Records from a data collection:
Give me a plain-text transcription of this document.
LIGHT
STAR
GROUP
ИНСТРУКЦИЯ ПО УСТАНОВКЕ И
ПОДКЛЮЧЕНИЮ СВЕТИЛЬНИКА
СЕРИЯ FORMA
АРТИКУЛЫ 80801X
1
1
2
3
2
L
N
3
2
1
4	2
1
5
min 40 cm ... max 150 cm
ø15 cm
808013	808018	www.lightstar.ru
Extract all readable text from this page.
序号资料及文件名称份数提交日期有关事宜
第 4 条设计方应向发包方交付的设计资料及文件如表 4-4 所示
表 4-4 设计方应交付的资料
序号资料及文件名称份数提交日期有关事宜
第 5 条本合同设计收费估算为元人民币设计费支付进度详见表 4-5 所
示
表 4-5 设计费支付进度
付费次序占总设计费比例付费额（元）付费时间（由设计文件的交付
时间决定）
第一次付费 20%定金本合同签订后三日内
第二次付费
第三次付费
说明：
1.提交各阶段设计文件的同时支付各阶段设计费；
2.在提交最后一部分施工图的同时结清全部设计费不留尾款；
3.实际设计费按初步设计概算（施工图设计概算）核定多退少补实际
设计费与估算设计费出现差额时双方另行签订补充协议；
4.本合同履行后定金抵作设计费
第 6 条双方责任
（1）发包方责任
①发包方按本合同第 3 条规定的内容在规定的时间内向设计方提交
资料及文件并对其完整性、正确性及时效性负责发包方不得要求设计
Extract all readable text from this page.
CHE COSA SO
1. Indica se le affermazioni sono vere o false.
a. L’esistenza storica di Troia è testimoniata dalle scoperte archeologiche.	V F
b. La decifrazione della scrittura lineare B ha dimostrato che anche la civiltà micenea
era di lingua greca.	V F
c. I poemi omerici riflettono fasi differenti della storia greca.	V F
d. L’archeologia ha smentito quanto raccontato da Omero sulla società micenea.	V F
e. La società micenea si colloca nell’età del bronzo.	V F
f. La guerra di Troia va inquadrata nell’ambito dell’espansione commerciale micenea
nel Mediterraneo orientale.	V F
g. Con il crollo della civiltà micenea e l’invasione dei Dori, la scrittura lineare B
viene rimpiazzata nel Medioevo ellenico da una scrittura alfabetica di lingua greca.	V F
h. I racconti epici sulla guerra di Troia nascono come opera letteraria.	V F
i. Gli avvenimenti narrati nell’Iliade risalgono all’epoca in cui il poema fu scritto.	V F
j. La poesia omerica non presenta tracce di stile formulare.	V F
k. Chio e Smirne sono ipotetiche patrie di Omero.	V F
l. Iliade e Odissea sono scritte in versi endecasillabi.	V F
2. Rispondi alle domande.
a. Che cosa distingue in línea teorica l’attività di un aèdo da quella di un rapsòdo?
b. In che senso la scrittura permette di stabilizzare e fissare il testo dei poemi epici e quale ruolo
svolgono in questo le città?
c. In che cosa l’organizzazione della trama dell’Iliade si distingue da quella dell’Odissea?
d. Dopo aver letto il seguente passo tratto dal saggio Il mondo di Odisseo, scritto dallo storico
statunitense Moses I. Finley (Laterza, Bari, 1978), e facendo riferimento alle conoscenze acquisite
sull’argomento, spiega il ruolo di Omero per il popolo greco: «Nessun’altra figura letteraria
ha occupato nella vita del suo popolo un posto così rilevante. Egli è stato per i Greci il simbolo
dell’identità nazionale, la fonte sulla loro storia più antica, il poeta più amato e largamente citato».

TASK INSTRUCTIONS
Find the lines above that contain the word "Odissea" and collect them.

WORKED SOLUTION
l. Iliade e Odissea sono scritte in versi endecasillabi.	V F
c. In che cosa l’organizzazione della trama dell’Iliade si distingue da quella dell’Odissea?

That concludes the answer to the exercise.